** START Data rows **
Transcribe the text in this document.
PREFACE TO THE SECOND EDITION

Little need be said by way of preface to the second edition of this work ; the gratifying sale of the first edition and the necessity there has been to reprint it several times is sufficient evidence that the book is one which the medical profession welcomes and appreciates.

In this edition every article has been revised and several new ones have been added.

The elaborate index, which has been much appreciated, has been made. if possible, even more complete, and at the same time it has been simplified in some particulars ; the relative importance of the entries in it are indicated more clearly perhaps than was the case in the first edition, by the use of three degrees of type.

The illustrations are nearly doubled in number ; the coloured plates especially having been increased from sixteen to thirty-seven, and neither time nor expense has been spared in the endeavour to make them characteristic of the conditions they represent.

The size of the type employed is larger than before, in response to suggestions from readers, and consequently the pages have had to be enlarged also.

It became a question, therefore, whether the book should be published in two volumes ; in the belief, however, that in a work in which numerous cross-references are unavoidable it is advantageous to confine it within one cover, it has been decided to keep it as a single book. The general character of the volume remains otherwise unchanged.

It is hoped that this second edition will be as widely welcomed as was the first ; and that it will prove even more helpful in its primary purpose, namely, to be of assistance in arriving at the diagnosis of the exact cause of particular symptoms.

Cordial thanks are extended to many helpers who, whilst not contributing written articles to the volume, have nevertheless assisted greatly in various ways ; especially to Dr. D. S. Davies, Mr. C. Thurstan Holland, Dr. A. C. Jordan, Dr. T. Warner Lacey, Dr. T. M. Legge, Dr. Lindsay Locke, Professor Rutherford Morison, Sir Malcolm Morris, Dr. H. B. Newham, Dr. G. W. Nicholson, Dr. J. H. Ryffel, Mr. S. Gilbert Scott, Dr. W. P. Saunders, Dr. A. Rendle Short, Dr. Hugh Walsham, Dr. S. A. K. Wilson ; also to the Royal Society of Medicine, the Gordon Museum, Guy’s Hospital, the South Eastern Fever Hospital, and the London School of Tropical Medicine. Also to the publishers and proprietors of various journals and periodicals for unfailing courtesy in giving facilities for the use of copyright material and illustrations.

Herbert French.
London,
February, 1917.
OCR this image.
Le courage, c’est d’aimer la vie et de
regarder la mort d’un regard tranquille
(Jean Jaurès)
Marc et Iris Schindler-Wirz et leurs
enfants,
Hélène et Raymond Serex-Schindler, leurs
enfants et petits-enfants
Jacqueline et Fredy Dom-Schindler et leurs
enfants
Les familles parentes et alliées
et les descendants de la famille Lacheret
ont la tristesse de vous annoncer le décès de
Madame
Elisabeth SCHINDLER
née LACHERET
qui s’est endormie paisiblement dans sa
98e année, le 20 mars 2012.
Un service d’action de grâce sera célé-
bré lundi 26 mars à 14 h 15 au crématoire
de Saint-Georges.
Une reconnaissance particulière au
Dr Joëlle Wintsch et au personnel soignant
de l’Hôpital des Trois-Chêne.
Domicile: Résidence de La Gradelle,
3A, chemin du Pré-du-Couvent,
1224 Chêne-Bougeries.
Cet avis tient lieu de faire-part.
** END Data rows **
Pull out each line of the entries that contains "several".

**Answer to this task**.
Little need be said by way of preface to the second edition of this work ; the gratifying sale of the first edition and the necessity there has been to reprint it several times is sufficient evidence that the book is one which the medical profession welcomes and appreciates.
In this edition every article has been revised and several new ones have been added.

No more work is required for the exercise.